> _Exercise objective_: Scan the data. Collect each line that contains the word "operational".

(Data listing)
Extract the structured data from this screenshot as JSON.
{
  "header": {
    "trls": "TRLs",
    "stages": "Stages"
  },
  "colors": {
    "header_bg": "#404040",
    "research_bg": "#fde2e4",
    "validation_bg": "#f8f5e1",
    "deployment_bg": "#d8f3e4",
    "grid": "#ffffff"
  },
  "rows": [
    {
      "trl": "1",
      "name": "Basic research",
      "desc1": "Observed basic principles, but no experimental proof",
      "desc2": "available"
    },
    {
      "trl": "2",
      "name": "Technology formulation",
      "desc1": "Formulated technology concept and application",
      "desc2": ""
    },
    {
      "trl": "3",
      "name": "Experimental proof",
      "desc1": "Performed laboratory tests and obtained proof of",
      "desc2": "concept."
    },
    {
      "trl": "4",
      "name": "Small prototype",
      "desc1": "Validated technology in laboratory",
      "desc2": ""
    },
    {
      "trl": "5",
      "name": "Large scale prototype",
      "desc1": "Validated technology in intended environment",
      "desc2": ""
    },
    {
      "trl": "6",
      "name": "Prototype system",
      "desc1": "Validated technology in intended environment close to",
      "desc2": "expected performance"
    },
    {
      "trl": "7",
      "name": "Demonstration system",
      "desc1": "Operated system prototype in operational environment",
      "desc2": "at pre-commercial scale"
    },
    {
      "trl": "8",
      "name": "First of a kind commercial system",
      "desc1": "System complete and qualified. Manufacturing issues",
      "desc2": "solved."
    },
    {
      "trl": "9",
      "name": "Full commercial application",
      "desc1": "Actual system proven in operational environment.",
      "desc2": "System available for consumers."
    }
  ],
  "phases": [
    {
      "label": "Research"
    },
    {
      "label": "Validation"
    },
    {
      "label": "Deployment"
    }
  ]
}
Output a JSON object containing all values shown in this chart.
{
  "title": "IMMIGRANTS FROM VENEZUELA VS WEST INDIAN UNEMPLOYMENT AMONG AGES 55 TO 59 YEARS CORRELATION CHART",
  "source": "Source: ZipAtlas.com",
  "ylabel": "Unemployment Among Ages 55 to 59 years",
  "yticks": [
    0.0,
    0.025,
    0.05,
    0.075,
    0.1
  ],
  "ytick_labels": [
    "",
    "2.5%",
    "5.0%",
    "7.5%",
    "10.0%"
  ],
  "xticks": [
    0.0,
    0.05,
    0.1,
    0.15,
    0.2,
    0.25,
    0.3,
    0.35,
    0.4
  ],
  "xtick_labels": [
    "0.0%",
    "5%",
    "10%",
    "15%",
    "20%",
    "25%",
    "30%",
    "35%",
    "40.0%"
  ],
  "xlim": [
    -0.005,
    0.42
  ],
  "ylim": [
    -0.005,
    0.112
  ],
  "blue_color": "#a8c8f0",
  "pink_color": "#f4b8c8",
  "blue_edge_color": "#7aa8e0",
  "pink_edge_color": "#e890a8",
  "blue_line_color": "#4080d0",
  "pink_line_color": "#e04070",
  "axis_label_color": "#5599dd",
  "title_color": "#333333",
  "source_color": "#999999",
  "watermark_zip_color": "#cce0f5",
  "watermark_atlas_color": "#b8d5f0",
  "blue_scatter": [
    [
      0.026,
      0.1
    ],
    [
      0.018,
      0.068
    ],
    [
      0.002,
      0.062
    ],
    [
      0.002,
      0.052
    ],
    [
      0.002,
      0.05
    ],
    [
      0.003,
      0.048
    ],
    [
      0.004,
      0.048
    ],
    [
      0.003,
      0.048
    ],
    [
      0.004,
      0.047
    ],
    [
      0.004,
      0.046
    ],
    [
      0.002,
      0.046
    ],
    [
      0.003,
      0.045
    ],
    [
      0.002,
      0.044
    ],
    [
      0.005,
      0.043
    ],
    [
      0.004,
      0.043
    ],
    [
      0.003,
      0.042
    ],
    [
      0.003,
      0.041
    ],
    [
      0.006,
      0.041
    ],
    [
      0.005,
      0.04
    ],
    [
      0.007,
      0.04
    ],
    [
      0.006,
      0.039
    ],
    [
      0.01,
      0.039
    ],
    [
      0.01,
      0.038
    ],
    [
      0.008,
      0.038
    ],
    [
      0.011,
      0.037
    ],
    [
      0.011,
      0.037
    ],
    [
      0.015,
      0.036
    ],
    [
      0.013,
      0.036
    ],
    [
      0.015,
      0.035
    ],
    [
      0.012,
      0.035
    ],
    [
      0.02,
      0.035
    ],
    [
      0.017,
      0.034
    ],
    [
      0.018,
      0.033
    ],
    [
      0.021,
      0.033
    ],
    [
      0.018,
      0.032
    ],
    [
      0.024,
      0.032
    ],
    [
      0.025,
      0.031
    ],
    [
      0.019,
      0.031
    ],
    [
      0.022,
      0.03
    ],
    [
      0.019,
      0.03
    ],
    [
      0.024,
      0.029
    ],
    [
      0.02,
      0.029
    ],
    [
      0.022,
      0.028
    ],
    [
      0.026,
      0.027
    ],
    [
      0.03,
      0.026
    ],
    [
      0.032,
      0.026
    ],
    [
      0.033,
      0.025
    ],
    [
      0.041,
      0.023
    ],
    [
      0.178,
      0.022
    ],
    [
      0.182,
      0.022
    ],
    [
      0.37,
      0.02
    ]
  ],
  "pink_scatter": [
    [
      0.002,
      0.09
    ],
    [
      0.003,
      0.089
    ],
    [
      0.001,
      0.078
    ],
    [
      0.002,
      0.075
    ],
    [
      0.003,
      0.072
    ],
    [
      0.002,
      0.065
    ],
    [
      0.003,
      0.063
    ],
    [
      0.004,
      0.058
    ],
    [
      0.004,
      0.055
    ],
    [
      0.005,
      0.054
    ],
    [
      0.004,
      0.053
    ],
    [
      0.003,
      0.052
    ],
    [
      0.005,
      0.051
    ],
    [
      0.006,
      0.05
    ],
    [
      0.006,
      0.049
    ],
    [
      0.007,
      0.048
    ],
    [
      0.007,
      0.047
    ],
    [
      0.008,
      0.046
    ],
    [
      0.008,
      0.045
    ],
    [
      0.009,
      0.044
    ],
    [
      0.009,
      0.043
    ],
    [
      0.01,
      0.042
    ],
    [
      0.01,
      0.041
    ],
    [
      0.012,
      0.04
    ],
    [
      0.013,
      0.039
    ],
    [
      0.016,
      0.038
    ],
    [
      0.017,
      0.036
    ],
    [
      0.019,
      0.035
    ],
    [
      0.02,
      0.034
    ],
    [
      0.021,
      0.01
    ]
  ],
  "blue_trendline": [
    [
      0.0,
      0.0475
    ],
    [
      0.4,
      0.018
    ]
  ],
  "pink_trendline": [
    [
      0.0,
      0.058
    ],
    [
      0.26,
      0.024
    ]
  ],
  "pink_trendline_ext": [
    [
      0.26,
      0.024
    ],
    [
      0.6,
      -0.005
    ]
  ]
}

> _Output of the exercise_:
      "desc1": "Operated system prototype in operational environment",
      "desc1": "Actual system proven in operational environment.",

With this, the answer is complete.